── DATASET RECORDS

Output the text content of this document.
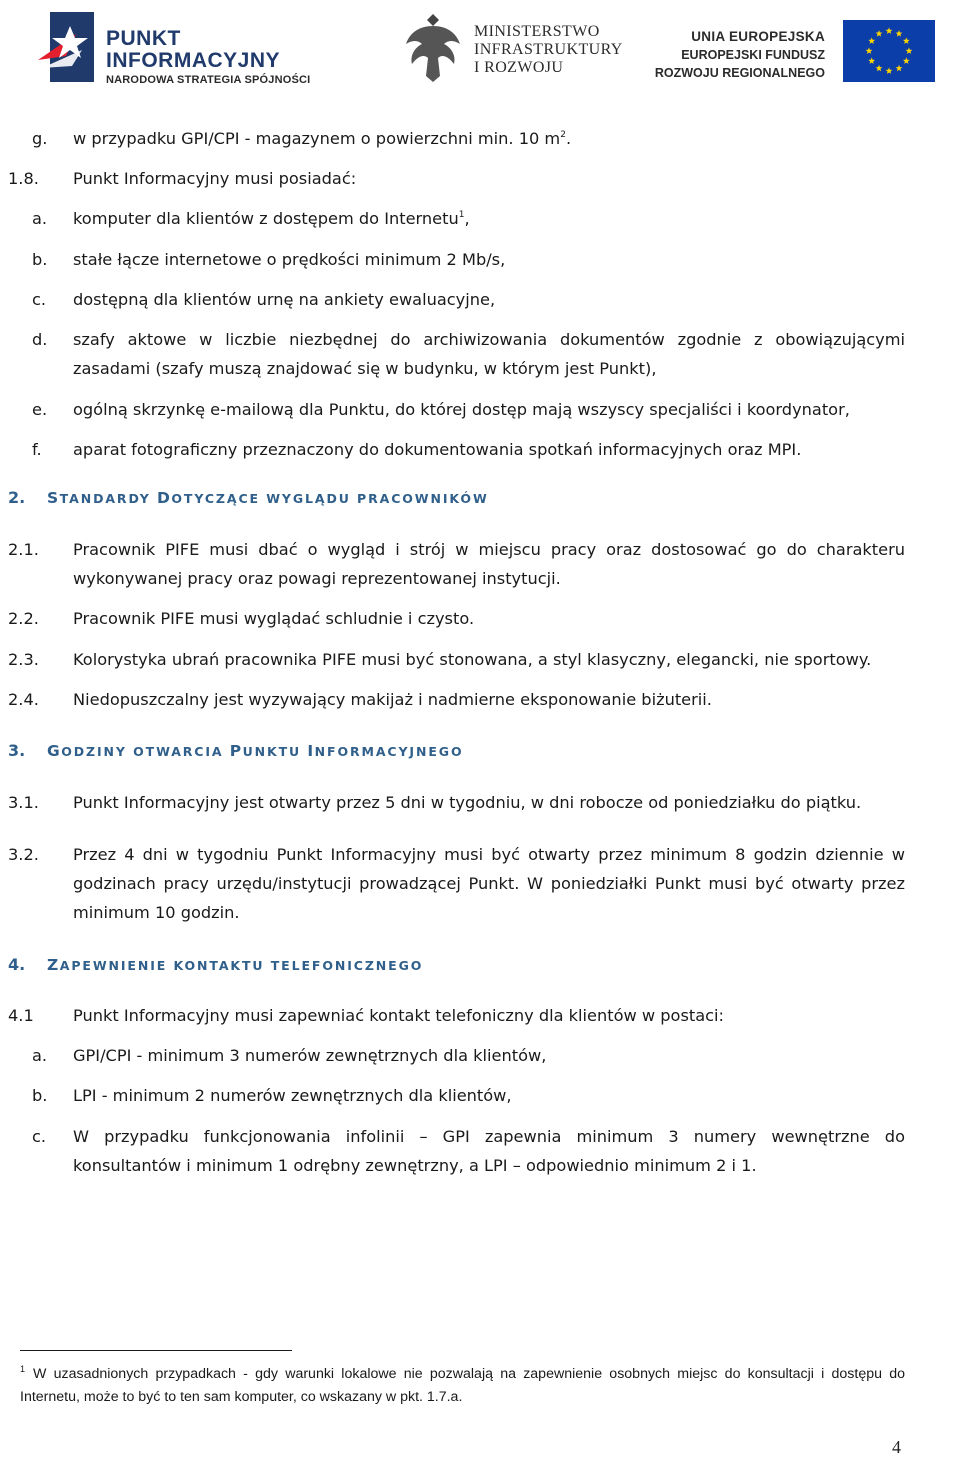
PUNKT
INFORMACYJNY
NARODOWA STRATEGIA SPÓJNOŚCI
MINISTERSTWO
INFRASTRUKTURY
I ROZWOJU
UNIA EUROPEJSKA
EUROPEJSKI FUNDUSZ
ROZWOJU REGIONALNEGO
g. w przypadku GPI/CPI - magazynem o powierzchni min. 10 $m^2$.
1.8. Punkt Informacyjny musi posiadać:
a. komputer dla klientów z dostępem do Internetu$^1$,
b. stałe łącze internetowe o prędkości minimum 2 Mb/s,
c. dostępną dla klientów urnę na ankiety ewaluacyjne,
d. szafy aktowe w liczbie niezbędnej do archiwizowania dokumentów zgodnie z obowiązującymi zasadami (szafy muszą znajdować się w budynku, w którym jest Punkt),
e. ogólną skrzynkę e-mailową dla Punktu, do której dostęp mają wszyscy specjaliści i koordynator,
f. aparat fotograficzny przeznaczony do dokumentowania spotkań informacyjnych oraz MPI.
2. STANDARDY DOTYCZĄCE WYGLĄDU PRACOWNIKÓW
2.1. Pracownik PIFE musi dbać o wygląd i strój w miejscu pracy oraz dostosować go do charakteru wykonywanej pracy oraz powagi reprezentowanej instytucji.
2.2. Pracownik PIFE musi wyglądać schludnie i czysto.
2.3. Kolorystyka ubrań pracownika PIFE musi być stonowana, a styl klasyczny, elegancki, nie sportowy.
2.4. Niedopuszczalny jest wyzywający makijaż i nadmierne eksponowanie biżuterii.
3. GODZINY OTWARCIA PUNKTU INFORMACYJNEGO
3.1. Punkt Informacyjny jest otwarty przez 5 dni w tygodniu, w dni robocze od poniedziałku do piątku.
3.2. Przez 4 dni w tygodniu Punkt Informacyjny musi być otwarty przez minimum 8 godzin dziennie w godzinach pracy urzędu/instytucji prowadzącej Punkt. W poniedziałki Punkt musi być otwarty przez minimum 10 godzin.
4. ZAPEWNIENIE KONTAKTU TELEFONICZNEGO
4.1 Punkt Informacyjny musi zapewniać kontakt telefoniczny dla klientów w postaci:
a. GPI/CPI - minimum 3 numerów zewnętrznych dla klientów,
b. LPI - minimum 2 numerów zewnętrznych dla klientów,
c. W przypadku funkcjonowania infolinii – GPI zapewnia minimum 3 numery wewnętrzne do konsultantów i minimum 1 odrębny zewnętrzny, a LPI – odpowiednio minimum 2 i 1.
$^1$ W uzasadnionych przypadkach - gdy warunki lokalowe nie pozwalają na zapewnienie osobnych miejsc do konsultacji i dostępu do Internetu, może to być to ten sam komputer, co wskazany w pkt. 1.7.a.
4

────

§ **SET TASK**: Copy every line of the listing where the word "Internetu" appears.

§ **FINISHED ANSWER**:
a. komputer dla klientów z dostępem do Internetu$^1$,
$^1$ W uzasadnionych przypadkach - gdy warunki lokalowe nie pozwalają na zapewnienie osobnych miejsc do konsultacji i dostępu do Internetu, może to być to ten sam komputer, co wskazany w pkt. 1.7.a.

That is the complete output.